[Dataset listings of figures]

## Begin

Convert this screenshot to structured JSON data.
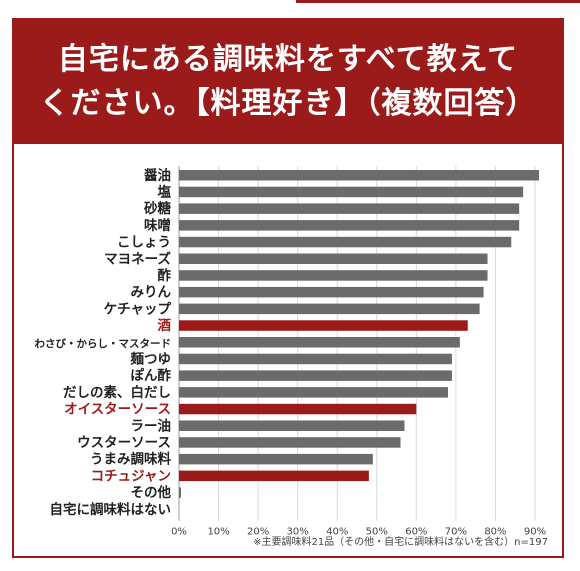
{
  "header": {
    "title_line1": "自宅にある調味料をすべて教えて",
    "title_line2": "ください。【料理好き】（複数回答）"
  },
  "footnote": "※主要調味料21品（その他・自宅に調味料はないを含む）n=197",
  "colors": {
    "accent": "#9b1b1b",
    "bar_default": "#6b6b6b",
    "bar_highlight": "#9b1b1b",
    "label_default": "#222222",
    "label_highlight": "#9b1b1b"
  },
  "chart_data": {
    "type": "bar",
    "orientation": "horizontal",
    "categories": [
      "醤油",
      "塩",
      "砂糖",
      "味噌",
      "こしょう",
      "マヨネーズ",
      "酢",
      "みりん",
      "ケチャップ",
      "酒",
      "わさび・からし・マスタード",
      "麺つゆ",
      "ぽん酢",
      "だしの素、白だし",
      "オイスターソース",
      "ラー油",
      "ウスターソース",
      "うまみ調味料",
      "コチュジャン",
      "その他",
      "自宅に調味料はない"
    ],
    "values": [
      91,
      87,
      86,
      86,
      84,
      78,
      78,
      77,
      76,
      73,
      71,
      69,
      69,
      68,
      60,
      57,
      56,
      49,
      48,
      0.5,
      0
    ],
    "highlighted": [
      "酒",
      "オイスターソース",
      "コチュジャン"
    ],
    "xlim": [
      0,
      90
    ],
    "xticks": [
      "0%",
      "10%",
      "20%",
      "30%",
      "40%",
      "50%",
      "60%",
      "70%",
      "80%",
      "90%"
    ],
    "grid": true
  }
}
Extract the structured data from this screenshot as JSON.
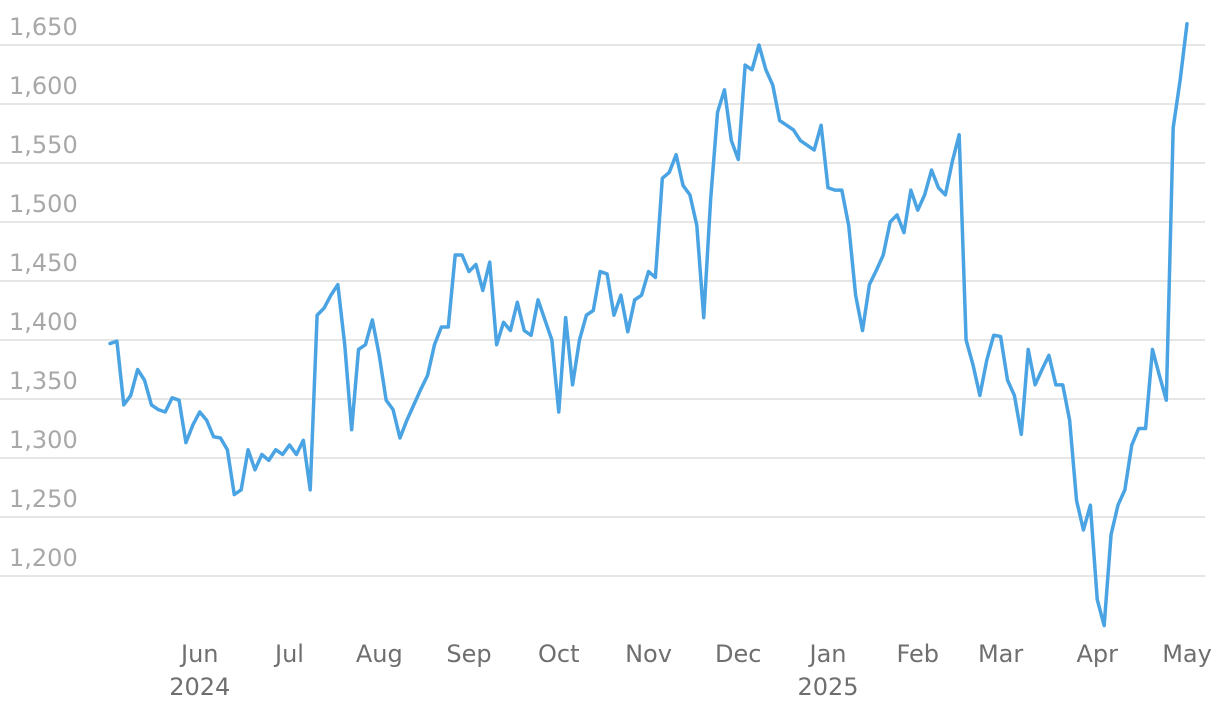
{
  "chart_data": {
    "type": "line",
    "categories": [
      null,
      null,
      null,
      null,
      null,
      null,
      null,
      null,
      null,
      null,
      null,
      null,
      null,
      "Jun\n2024",
      null,
      null,
      null,
      null,
      null,
      null,
      null,
      null,
      null,
      null,
      null,
      null,
      "Jul",
      null,
      null,
      null,
      null,
      null,
      null,
      null,
      null,
      null,
      null,
      null,
      null,
      "Aug",
      null,
      null,
      null,
      null,
      null,
      null,
      null,
      null,
      null,
      null,
      null,
      null,
      "Sep",
      null,
      null,
      null,
      null,
      null,
      null,
      null,
      null,
      null,
      null,
      null,
      null,
      "Oct",
      null,
      null,
      null,
      null,
      null,
      null,
      null,
      null,
      null,
      null,
      null,
      null,
      "Nov",
      null,
      null,
      null,
      null,
      null,
      null,
      null,
      null,
      null,
      null,
      null,
      null,
      "Dec",
      null,
      null,
      null,
      null,
      null,
      null,
      null,
      null,
      null,
      null,
      null,
      null,
      "Jan\n2025",
      null,
      null,
      null,
      null,
      null,
      null,
      null,
      null,
      null,
      null,
      null,
      null,
      "Feb",
      null,
      null,
      null,
      null,
      null,
      null,
      null,
      null,
      null,
      null,
      null,
      "Mar",
      null,
      null,
      null,
      null,
      null,
      null,
      null,
      null,
      null,
      null,
      null,
      null,
      null,
      "Apr",
      null,
      null,
      null,
      null,
      null,
      null,
      null,
      null,
      null,
      null,
      null,
      null,
      "May"
    ],
    "values": [
      1397,
      1399,
      1345,
      1353,
      1375,
      1366,
      1345,
      1341,
      1339,
      1351,
      1349,
      1313,
      1328,
      1339,
      1332,
      1318,
      1317,
      1307,
      1269,
      1273,
      1307,
      1290,
      1303,
      1298,
      1307,
      1303,
      1311,
      1303,
      1315,
      1273,
      1421,
      1427,
      1438,
      1447,
      1396,
      1324,
      1392,
      1396,
      1417,
      1387,
      1349,
      1341,
      1317,
      1332,
      1345,
      1358,
      1370,
      1396,
      1411,
      1411,
      1472,
      1472,
      1458,
      1464,
      1442,
      1466,
      1396,
      1415,
      1408,
      1432,
      1408,
      1404,
      1434,
      1417,
      1400,
      1339,
      1419,
      1362,
      1400,
      1421,
      1425,
      1458,
      1456,
      1421,
      1438,
      1407,
      1434,
      1438,
      1458,
      1453,
      1537,
      1542,
      1557,
      1531,
      1523,
      1497,
      1419,
      1519,
      1593,
      1612,
      1569,
      1553,
      1633,
      1629,
      1650,
      1629,
      1616,
      1586,
      1582,
      1578,
      1569,
      1565,
      1561,
      1582,
      1529,
      1527,
      1527,
      1497,
      1438,
      1408,
      1447,
      1459,
      1472,
      1500,
      1506,
      1491,
      1527,
      1510,
      1523,
      1544,
      1529,
      1523,
      1551,
      1574,
      1400,
      1379,
      1353,
      1383,
      1404,
      1403,
      1366,
      1353,
      1320,
      1392,
      1362,
      1375,
      1387,
      1362,
      1362,
      1332,
      1264,
      1239,
      1260,
      1180,
      1158,
      1235,
      1260,
      1273,
      1311,
      1325,
      1325,
      1392,
      1370,
      1349,
      1580,
      1620,
      1668
    ],
    "color": "#4aa3e2",
    "ylim": [
      1150,
      1685
    ],
    "yticks": [
      {
        "value": 1200,
        "label": "1,200"
      },
      {
        "value": 1250,
        "label": "1,250"
      },
      {
        "value": 1300,
        "label": "1,300"
      },
      {
        "value": 1350,
        "label": "1,350"
      },
      {
        "value": 1400,
        "label": "1,400"
      },
      {
        "value": 1450,
        "label": "1,450"
      },
      {
        "value": 1500,
        "label": "1,500"
      },
      {
        "value": 1550,
        "label": "1,550"
      },
      {
        "value": 1600,
        "label": "1,600"
      },
      {
        "value": 1650,
        "label": "1,650"
      }
    ],
    "grid": true
  }
}
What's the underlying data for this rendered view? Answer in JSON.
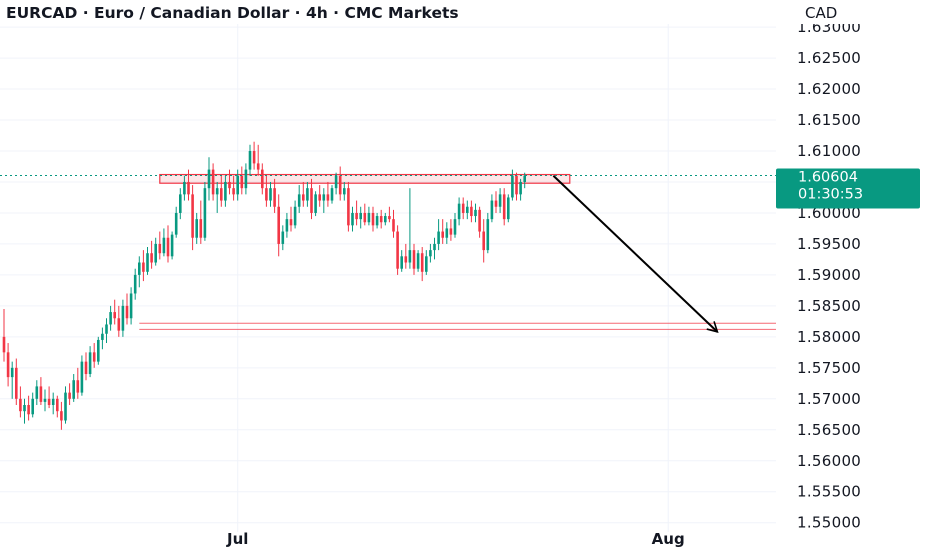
{
  "header": {
    "title": "EURCAD · Euro / Canadian Dollar · 4h · CMC Markets",
    "currency": "CAD"
  },
  "price_badge": {
    "price": "1.60604",
    "countdown": "01:30:53",
    "value": 1.60604,
    "color": "#089981"
  },
  "colors": {
    "up": "#089981",
    "down": "#f23645",
    "zone": "#f23645",
    "arrow": "#000000",
    "grid": "#f0f3fa"
  },
  "chart_data": {
    "type": "candlestick",
    "symbol": "EURCAD",
    "timeframe": "4h",
    "y_axis": {
      "min": 1.5485,
      "max": 1.6305,
      "ticks": [
        1.55,
        1.555,
        1.56,
        1.565,
        1.57,
        1.575,
        1.58,
        1.585,
        1.59,
        1.595,
        1.6,
        1.605,
        1.61,
        1.615,
        1.62,
        1.625,
        1.63
      ],
      "tick_labels": [
        "1.55000",
        "1.55500",
        "1.56000",
        "1.56500",
        "1.57000",
        "1.57500",
        "1.58000",
        "1.58500",
        "1.59000",
        "1.59500",
        "1.60000",
        "1.60500",
        "1.61000",
        "1.61500",
        "1.62000",
        "1.62500",
        "1.63000"
      ]
    },
    "x_axis": {
      "ticks": [
        {
          "label": "Jul",
          "bar_index": 57
        },
        {
          "label": "Aug",
          "bar_index": 162
        }
      ]
    },
    "grid": true,
    "last_price": 1.60604,
    "candles": [
      [
        1.58,
        1.5845,
        1.576,
        1.5775
      ],
      [
        1.5775,
        1.579,
        1.572,
        1.5735
      ],
      [
        1.5735,
        1.576,
        1.57,
        1.575
      ],
      [
        1.575,
        1.5765,
        1.569,
        1.57
      ],
      [
        1.57,
        1.572,
        1.567,
        1.568
      ],
      [
        1.568,
        1.57,
        1.566,
        1.569
      ],
      [
        1.569,
        1.5705,
        1.5665,
        1.5675
      ],
      [
        1.5675,
        1.571,
        1.567,
        1.57
      ],
      [
        1.57,
        1.573,
        1.569,
        1.572
      ],
      [
        1.572,
        1.5735,
        1.569,
        1.5695
      ],
      [
        1.5695,
        1.5715,
        1.568,
        1.57
      ],
      [
        1.57,
        1.572,
        1.5685,
        1.569
      ],
      [
        1.569,
        1.571,
        1.5675,
        1.57
      ],
      [
        1.57,
        1.5705,
        1.567,
        1.568
      ],
      [
        1.568,
        1.5695,
        1.565,
        1.5665
      ],
      [
        1.5665,
        1.572,
        1.566,
        1.571
      ],
      [
        1.571,
        1.5725,
        1.569,
        1.57
      ],
      [
        1.57,
        1.574,
        1.5695,
        1.573
      ],
      [
        1.573,
        1.575,
        1.57,
        1.571
      ],
      [
        1.571,
        1.577,
        1.5705,
        1.576
      ],
      [
        1.576,
        1.5775,
        1.573,
        1.574
      ],
      [
        1.574,
        1.5785,
        1.5735,
        1.5775
      ],
      [
        1.5775,
        1.579,
        1.575,
        1.576
      ],
      [
        1.576,
        1.58,
        1.5755,
        1.5795
      ],
      [
        1.5795,
        1.5815,
        1.578,
        1.5805
      ],
      [
        1.5805,
        1.583,
        1.579,
        1.582
      ],
      [
        1.582,
        1.585,
        1.581,
        1.584
      ],
      [
        1.584,
        1.586,
        1.582,
        1.583
      ],
      [
        1.583,
        1.585,
        1.58,
        1.581
      ],
      [
        1.581,
        1.586,
        1.58,
        1.585
      ],
      [
        1.585,
        1.587,
        1.582,
        1.583
      ],
      [
        1.583,
        1.588,
        1.582,
        1.587
      ],
      [
        1.587,
        1.591,
        1.586,
        1.59
      ],
      [
        1.59,
        1.593,
        1.588,
        1.592
      ],
      [
        1.592,
        1.594,
        1.589,
        1.5905
      ],
      [
        1.5905,
        1.5945,
        1.59,
        1.5935
      ],
      [
        1.5935,
        1.5955,
        1.591,
        1.592
      ],
      [
        1.592,
        1.596,
        1.5915,
        1.595
      ],
      [
        1.595,
        1.597,
        1.5925,
        1.5935
      ],
      [
        1.5935,
        1.5975,
        1.593,
        1.596
      ],
      [
        1.596,
        1.598,
        1.592,
        1.593
      ],
      [
        1.593,
        1.597,
        1.5925,
        1.5965
      ],
      [
        1.5965,
        1.601,
        1.596,
        1.6
      ],
      [
        1.6,
        1.604,
        1.599,
        1.603
      ],
      [
        1.603,
        1.606,
        1.602,
        1.605
      ],
      [
        1.605,
        1.607,
        1.602,
        1.603
      ],
      [
        1.603,
        1.6045,
        1.594,
        1.596
      ],
      [
        1.596,
        1.6,
        1.595,
        1.599
      ],
      [
        1.599,
        1.602,
        1.595,
        1.596
      ],
      [
        1.596,
        1.605,
        1.5955,
        1.604
      ],
      [
        1.604,
        1.609,
        1.602,
        1.607
      ],
      [
        1.607,
        1.608,
        1.602,
        1.603
      ],
      [
        1.603,
        1.605,
        1.6,
        1.604
      ],
      [
        1.604,
        1.606,
        1.601,
        1.602
      ],
      [
        1.602,
        1.606,
        1.601,
        1.605
      ],
      [
        1.605,
        1.607,
        1.603,
        1.604
      ],
      [
        1.604,
        1.606,
        1.602,
        1.603
      ],
      [
        1.603,
        1.607,
        1.602,
        1.606
      ],
      [
        1.606,
        1.6075,
        1.603,
        1.604
      ],
      [
        1.604,
        1.608,
        1.603,
        1.607
      ],
      [
        1.607,
        1.611,
        1.606,
        1.61
      ],
      [
        1.61,
        1.6115,
        1.607,
        1.608
      ],
      [
        1.608,
        1.611,
        1.606,
        1.607
      ],
      [
        1.607,
        1.608,
        1.603,
        1.604
      ],
      [
        1.604,
        1.606,
        1.601,
        1.602
      ],
      [
        1.602,
        1.605,
        1.601,
        1.604
      ],
      [
        1.604,
        1.6055,
        1.6,
        1.601
      ],
      [
        1.601,
        1.603,
        1.593,
        1.595
      ],
      [
        1.595,
        1.598,
        1.594,
        1.597
      ],
      [
        1.597,
        1.6,
        1.596,
        1.599
      ],
      [
        1.599,
        1.601,
        1.597,
        1.598
      ],
      [
        1.598,
        1.602,
        1.5975,
        1.601
      ],
      [
        1.601,
        1.6045,
        1.6,
        1.603
      ],
      [
        1.603,
        1.605,
        1.601,
        1.602
      ],
      [
        1.602,
        1.605,
        1.601,
        1.604
      ],
      [
        1.604,
        1.6055,
        1.599,
        1.6
      ],
      [
        1.6,
        1.6035,
        1.5995,
        1.603
      ],
      [
        1.603,
        1.6045,
        1.601,
        1.602
      ],
      [
        1.602,
        1.604,
        1.6,
        1.603
      ],
      [
        1.603,
        1.605,
        1.601,
        1.602
      ],
      [
        1.602,
        1.6045,
        1.6015,
        1.604
      ],
      [
        1.604,
        1.6065,
        1.603,
        1.606
      ],
      [
        1.606,
        1.6075,
        1.602,
        1.603
      ],
      [
        1.603,
        1.605,
        1.602,
        1.604
      ],
      [
        1.604,
        1.605,
        1.597,
        1.598
      ],
      [
        1.598,
        1.601,
        1.597,
        1.6
      ],
      [
        1.6,
        1.602,
        1.598,
        1.599
      ],
      [
        1.599,
        1.601,
        1.5975,
        1.6
      ],
      [
        1.6,
        1.6015,
        1.598,
        1.5985
      ],
      [
        1.5985,
        1.601,
        1.598,
        1.6
      ],
      [
        1.6,
        1.601,
        1.597,
        1.598
      ],
      [
        1.598,
        1.6,
        1.5975,
        1.5995
      ],
      [
        1.5995,
        1.6005,
        1.5975,
        1.5985
      ],
      [
        1.5985,
        1.6,
        1.598,
        1.5995
      ],
      [
        1.5995,
        1.601,
        1.5985,
        1.599
      ],
      [
        1.599,
        1.6005,
        1.596,
        1.597
      ],
      [
        1.597,
        1.598,
        1.59,
        1.591
      ],
      [
        1.591,
        1.594,
        1.5905,
        1.593
      ],
      [
        1.593,
        1.595,
        1.591,
        1.592
      ],
      [
        1.592,
        1.604,
        1.591,
        1.594
      ],
      [
        1.594,
        1.595,
        1.59,
        1.591
      ],
      [
        1.591,
        1.594,
        1.5905,
        1.5935
      ],
      [
        1.5935,
        1.5945,
        1.589,
        1.5905
      ],
      [
        1.5905,
        1.594,
        1.59,
        1.593
      ],
      [
        1.593,
        1.595,
        1.592,
        1.594
      ],
      [
        1.594,
        1.596,
        1.5925,
        1.595
      ],
      [
        1.595,
        1.599,
        1.594,
        1.597
      ],
      [
        1.597,
        1.599,
        1.595,
        1.596
      ],
      [
        1.596,
        1.5985,
        1.595,
        1.5975
      ],
      [
        1.5975,
        1.599,
        1.5955,
        1.5965
      ],
      [
        1.5965,
        1.6,
        1.596,
        1.599
      ],
      [
        1.599,
        1.6025,
        1.598,
        1.6015
      ],
      [
        1.6015,
        1.6025,
        1.599,
        1.6
      ],
      [
        1.6,
        1.602,
        1.599,
        1.601
      ],
      [
        1.601,
        1.602,
        1.5985,
        1.5995
      ],
      [
        1.5995,
        1.6015,
        1.5985,
        1.6005
      ],
      [
        1.6005,
        1.601,
        1.596,
        1.597
      ],
      [
        1.597,
        1.599,
        1.592,
        1.594
      ],
      [
        1.594,
        1.6,
        1.5935,
        1.599
      ],
      [
        1.599,
        1.603,
        1.5985,
        1.602
      ],
      [
        1.602,
        1.6035,
        1.6,
        1.601
      ],
      [
        1.601,
        1.604,
        1.6,
        1.603
      ],
      [
        1.603,
        1.604,
        1.598,
        1.599
      ],
      [
        1.599,
        1.603,
        1.5985,
        1.6025
      ],
      [
        1.6025,
        1.607,
        1.602,
        1.606
      ],
      [
        1.606,
        1.6065,
        1.602,
        1.603
      ],
      [
        1.603,
        1.6055,
        1.602,
        1.605
      ],
      [
        1.605,
        1.6065,
        1.604,
        1.606
      ]
    ],
    "annotations": [
      {
        "type": "rectangle",
        "role": "resistance-zone",
        "start_bar": 38,
        "end_bar": 138,
        "y_low": 1.6048,
        "y_high": 1.6062
      },
      {
        "type": "line",
        "role": "support-level-upper",
        "start_bar": 33,
        "y": 1.5822
      },
      {
        "type": "line",
        "role": "support-level-lower",
        "start_bar": 33,
        "y": 1.5812
      },
      {
        "type": "arrow",
        "role": "projected-move",
        "from_bar": 134,
        "from_y": 1.606,
        "to_bar": 174,
        "to_y": 1.5808
      }
    ]
  }
}
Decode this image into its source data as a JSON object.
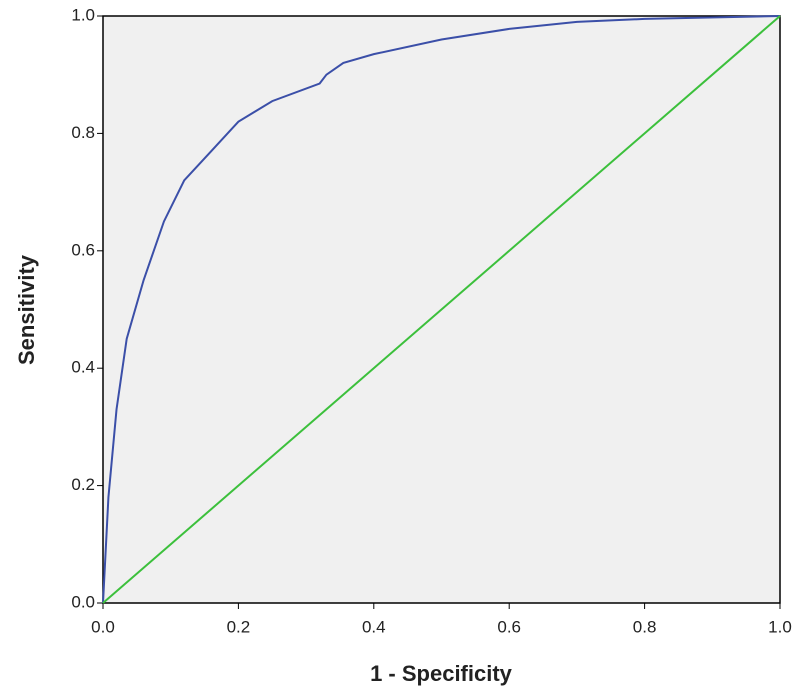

## End

Which lines in the records above contain the string "support"? Copy each one.

        "role": "support-level-upper",
        "role": "support-level-lower",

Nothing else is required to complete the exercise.